Given instruction:
Count every line that has the word "Version". Give the number, without anything more.

━━━ Provided material

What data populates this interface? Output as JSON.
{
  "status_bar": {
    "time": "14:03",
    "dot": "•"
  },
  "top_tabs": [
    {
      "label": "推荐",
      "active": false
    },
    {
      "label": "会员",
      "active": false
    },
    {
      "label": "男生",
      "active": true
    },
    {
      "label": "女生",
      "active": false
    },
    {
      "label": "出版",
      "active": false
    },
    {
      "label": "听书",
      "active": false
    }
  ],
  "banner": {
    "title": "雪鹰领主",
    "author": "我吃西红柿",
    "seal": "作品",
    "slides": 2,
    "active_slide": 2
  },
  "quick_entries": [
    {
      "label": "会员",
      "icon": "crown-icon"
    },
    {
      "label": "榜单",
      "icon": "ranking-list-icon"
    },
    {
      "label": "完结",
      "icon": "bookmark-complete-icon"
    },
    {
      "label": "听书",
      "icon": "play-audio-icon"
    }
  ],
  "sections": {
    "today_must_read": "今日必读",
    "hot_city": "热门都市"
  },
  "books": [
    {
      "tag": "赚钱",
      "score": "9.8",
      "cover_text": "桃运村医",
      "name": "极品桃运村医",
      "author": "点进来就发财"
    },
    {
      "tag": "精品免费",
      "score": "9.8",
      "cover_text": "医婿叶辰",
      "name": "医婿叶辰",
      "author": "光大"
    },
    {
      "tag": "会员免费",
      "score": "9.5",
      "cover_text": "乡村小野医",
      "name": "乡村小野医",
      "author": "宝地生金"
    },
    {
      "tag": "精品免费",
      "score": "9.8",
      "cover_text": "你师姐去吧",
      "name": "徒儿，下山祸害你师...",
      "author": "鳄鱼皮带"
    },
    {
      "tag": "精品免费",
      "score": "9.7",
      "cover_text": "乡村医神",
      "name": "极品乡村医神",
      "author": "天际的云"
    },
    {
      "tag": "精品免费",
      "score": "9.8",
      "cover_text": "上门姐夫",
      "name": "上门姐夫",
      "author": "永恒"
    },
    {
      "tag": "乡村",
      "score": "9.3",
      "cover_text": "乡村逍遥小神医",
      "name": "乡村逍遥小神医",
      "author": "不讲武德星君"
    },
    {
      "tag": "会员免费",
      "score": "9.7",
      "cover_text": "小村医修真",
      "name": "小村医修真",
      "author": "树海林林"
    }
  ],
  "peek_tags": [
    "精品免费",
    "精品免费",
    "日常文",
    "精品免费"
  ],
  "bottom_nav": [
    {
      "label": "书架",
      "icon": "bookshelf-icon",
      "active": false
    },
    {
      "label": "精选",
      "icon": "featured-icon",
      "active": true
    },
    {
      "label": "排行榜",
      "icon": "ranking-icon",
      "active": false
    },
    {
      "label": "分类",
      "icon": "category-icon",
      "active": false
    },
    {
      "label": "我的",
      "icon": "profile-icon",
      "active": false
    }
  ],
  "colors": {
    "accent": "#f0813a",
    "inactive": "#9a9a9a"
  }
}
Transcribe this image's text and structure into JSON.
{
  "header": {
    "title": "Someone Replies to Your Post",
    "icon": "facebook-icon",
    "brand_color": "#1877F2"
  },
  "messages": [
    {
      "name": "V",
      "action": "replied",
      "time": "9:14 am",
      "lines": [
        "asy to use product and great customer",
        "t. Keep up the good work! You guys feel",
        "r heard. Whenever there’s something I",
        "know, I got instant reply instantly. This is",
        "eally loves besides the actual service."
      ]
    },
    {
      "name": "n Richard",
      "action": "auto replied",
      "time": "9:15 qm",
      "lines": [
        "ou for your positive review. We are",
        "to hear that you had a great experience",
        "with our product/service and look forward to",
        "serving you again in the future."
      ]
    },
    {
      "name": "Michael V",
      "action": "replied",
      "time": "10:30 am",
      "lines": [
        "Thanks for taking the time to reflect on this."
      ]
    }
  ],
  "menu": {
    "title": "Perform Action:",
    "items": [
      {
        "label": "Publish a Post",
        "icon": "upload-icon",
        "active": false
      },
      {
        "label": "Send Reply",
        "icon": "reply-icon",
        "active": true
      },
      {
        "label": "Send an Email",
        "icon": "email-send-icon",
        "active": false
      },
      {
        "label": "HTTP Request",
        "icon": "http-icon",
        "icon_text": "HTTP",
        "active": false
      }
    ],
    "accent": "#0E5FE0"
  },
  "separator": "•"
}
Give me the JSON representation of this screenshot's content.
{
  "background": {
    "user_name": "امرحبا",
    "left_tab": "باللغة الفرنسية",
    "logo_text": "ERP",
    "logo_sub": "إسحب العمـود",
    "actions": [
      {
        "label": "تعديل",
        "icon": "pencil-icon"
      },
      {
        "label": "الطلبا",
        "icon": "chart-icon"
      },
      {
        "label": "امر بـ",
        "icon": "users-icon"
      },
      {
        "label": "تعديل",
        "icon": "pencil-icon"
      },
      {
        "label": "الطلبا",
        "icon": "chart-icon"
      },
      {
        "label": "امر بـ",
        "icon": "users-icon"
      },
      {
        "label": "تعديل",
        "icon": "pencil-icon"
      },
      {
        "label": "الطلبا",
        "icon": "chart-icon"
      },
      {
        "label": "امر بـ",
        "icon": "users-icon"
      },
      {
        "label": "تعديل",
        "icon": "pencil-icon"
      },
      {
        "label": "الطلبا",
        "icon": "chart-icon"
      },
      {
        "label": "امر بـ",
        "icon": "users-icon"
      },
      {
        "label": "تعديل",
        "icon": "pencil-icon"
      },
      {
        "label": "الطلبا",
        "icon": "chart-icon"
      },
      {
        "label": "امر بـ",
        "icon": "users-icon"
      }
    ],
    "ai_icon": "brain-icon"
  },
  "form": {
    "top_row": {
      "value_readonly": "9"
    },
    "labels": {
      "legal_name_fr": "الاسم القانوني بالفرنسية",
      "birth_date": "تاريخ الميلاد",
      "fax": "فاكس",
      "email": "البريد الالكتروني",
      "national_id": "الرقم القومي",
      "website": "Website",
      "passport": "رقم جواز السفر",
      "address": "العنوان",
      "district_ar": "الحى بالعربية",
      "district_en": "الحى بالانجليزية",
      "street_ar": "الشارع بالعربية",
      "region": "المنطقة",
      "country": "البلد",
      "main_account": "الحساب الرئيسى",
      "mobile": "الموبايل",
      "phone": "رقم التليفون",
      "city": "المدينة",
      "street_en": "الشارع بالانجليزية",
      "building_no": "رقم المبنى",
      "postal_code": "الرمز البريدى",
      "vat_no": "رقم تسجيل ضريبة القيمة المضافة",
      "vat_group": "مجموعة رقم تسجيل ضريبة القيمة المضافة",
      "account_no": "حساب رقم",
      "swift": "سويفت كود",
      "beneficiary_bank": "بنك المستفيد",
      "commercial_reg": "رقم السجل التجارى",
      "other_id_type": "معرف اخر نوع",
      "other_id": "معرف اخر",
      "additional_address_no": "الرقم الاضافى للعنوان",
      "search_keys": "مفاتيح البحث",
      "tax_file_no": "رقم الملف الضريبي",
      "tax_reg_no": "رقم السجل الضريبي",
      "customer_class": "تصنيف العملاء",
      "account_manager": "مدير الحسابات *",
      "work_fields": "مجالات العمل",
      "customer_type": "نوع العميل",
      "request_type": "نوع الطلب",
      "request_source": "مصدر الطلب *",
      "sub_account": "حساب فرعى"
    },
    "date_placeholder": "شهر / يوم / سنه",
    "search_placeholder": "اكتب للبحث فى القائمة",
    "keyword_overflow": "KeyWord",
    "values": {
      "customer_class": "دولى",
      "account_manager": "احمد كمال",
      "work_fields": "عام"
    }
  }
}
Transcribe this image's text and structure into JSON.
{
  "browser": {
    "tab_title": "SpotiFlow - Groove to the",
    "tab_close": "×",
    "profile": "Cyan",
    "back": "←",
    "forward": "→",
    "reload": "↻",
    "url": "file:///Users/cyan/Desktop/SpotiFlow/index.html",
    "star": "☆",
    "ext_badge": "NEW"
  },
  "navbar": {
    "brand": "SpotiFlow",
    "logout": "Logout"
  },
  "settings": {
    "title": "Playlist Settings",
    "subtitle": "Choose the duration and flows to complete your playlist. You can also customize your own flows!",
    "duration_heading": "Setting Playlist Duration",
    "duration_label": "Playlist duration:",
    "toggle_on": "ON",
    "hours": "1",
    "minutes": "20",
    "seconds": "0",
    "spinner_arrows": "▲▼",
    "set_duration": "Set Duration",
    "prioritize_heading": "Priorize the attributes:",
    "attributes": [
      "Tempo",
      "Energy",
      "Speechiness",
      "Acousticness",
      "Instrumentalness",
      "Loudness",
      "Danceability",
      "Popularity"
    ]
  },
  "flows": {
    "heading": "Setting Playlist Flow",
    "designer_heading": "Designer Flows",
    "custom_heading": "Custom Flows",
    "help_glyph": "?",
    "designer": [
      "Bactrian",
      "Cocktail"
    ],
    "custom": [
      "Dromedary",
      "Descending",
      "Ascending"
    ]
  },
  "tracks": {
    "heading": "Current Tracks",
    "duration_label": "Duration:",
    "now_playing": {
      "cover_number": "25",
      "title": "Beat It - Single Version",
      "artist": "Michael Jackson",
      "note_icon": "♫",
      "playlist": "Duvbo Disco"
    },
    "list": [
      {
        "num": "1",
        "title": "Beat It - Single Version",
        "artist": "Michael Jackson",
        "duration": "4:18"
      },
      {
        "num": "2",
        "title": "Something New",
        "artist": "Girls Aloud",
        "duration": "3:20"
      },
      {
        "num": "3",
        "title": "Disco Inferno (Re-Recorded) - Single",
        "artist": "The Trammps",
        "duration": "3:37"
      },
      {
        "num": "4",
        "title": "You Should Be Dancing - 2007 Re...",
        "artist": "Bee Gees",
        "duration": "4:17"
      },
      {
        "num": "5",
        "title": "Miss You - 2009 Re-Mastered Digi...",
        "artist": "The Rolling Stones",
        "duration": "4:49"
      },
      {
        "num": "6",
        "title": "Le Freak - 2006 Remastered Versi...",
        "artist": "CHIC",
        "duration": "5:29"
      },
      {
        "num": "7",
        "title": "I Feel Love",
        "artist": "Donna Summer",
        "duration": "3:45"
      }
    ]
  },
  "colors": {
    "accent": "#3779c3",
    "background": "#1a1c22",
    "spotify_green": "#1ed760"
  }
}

━━━━━━

The output:
2